Source data:

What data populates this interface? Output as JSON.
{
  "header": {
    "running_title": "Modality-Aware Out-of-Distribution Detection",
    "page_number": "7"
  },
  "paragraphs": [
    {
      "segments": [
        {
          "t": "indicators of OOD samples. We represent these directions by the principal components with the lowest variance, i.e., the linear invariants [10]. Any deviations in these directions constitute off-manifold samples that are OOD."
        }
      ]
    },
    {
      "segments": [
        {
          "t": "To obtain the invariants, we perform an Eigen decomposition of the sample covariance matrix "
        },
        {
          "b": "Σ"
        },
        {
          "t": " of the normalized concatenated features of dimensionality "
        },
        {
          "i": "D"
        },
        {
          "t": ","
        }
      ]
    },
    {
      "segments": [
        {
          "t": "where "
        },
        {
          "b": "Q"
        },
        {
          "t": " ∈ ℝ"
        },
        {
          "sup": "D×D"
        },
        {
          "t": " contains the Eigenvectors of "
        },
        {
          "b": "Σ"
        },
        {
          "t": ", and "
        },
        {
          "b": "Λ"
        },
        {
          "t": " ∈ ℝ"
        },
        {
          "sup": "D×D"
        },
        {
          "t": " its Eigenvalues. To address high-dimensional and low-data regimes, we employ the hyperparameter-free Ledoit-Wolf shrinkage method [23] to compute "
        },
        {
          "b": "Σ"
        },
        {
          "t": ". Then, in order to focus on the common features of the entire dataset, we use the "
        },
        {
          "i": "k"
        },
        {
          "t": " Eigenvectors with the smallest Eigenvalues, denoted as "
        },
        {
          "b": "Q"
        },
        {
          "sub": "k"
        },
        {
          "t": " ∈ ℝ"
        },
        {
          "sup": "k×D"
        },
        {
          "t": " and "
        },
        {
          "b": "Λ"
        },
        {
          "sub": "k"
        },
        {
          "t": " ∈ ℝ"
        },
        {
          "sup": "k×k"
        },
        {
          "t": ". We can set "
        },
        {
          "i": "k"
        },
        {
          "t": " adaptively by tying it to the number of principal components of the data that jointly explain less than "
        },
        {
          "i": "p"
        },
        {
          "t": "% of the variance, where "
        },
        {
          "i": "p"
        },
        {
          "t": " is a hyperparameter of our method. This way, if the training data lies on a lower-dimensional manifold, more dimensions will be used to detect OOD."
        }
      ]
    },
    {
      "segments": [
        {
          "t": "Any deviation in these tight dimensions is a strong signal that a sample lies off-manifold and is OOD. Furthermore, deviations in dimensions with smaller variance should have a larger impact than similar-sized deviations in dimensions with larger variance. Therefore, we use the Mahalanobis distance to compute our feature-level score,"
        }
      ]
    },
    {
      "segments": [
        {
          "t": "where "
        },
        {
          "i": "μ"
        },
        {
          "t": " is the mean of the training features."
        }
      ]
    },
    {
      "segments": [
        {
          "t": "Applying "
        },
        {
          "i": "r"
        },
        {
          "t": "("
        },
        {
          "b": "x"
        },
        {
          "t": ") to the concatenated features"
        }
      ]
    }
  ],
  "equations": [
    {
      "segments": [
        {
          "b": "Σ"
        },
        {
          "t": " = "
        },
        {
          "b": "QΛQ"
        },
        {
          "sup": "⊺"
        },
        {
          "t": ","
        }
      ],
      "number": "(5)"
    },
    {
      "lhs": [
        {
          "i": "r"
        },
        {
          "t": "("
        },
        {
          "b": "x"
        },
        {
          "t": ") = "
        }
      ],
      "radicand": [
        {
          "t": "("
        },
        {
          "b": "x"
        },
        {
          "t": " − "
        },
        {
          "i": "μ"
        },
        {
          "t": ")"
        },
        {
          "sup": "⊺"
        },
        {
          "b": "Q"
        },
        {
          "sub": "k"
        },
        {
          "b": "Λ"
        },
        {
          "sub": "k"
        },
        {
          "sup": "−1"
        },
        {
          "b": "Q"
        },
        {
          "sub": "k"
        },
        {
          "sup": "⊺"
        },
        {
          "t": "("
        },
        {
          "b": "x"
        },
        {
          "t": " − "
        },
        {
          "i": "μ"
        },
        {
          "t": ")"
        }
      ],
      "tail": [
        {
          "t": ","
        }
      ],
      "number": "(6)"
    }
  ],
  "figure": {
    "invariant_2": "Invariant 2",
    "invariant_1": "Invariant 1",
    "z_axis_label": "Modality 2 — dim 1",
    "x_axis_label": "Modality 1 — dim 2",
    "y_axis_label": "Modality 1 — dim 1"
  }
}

## THE EXERCISE
Give the number of lines containing the word "Modality". No other answer is needed.

## RESPONSE TO THE TASK
4